[Data entries]

□ □ □ □ □ □ □

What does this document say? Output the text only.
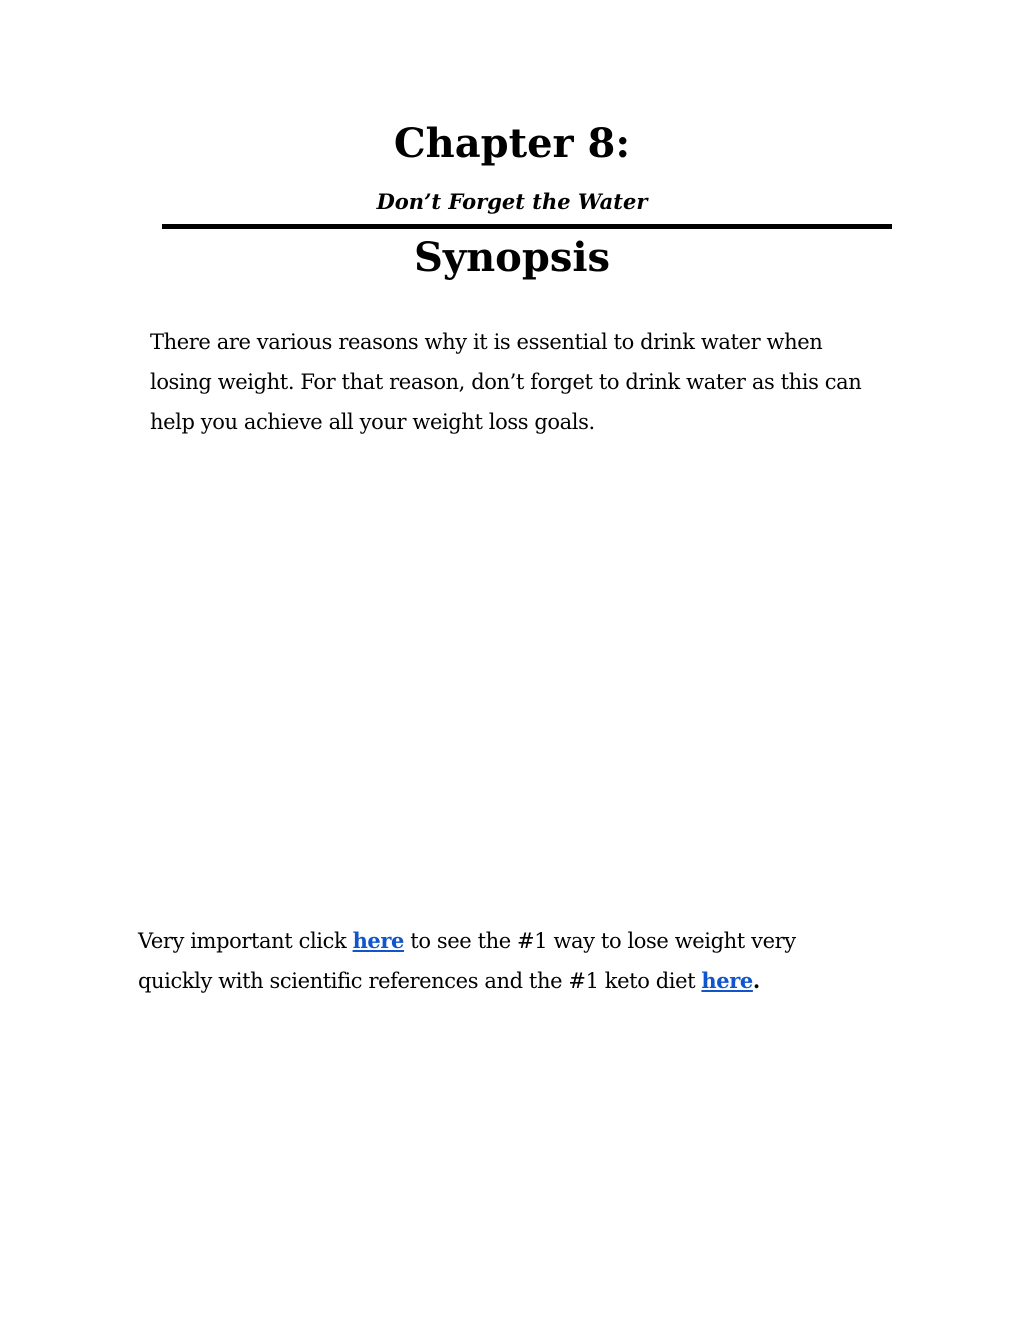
Chapter 8:
Don’t Forget the Water
Synopsis

There are various reasons why it is essential to drink water when
losing weight. For that reason, don’t forget to drink water as this can
help you achieve all your weight loss goals.

Very important click here to see the #1 way to lose weight very
quickly with scientific references and the #1 keto diet here.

□ □ □ □ □ □ □

> _GIVEN TASK_
Reproduce every record word for word. The copy must contain no pictures.

> _OUTPUT FOR THIS EXERCISE_
What does this document say? Output the text only.
Chapter 8:
Don’t Forget the Water
Synopsis

There are various reasons why it is essential to drink water when
losing weight. For that reason, don’t forget to drink water as this can
help you achieve all your weight loss goals.

Very important click here to see the #1 way to lose weight very
quickly with scientific references and the #1 keto diet here.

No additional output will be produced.